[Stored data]

--- START ---

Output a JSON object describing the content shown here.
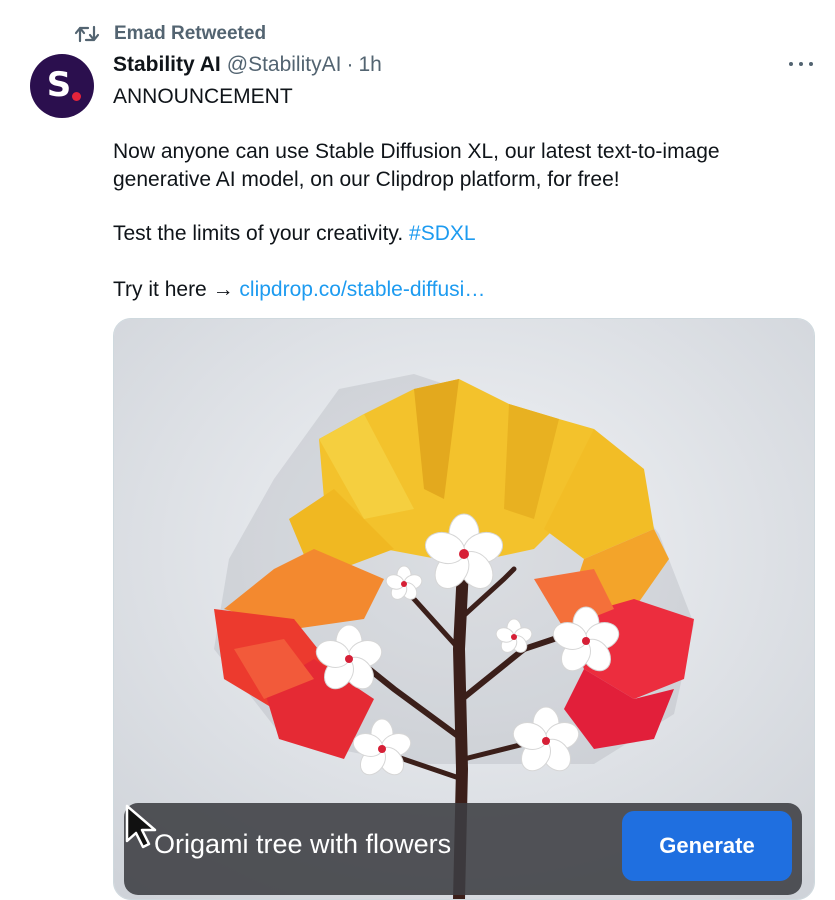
{
  "retweet": {
    "label": "Emad Retweeted"
  },
  "author": {
    "avatar_letter": "S",
    "name": "Stability AI",
    "handle": "@StabilityAI",
    "separator": "·",
    "time": "1h"
  },
  "tweet": {
    "line1": "ANNOUNCEMENT",
    "line2a": "Now anyone can use Stable Diffusion XL, our latest text-to-image",
    "line2b": "generative AI model, on our Clipdrop platform, for free!",
    "line3": "Test the limits of your creativity.",
    "hashtag": "#SDXL",
    "line4": "Try it here →",
    "link": "clipdrop.co/stable-diffusi…"
  },
  "media": {
    "prompt": "Origami tree with flowers",
    "button_label": "Generate"
  },
  "colors": {
    "link": "#1d9bf0",
    "avatar_bg": "#2b0f4e",
    "button": "#1f6fe0",
    "muted": "#536471"
  },
  "icons": {
    "retweet": "retweet-icon",
    "more": "more-icon",
    "cursor": "cursor-icon"
  }
}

--- END ---

Where a line of the data holds "link", show that line.

SOLVED EXERCISE –
    "link": "clipdrop.co/stable-diffusi…"
    "link": "#1d9bf0",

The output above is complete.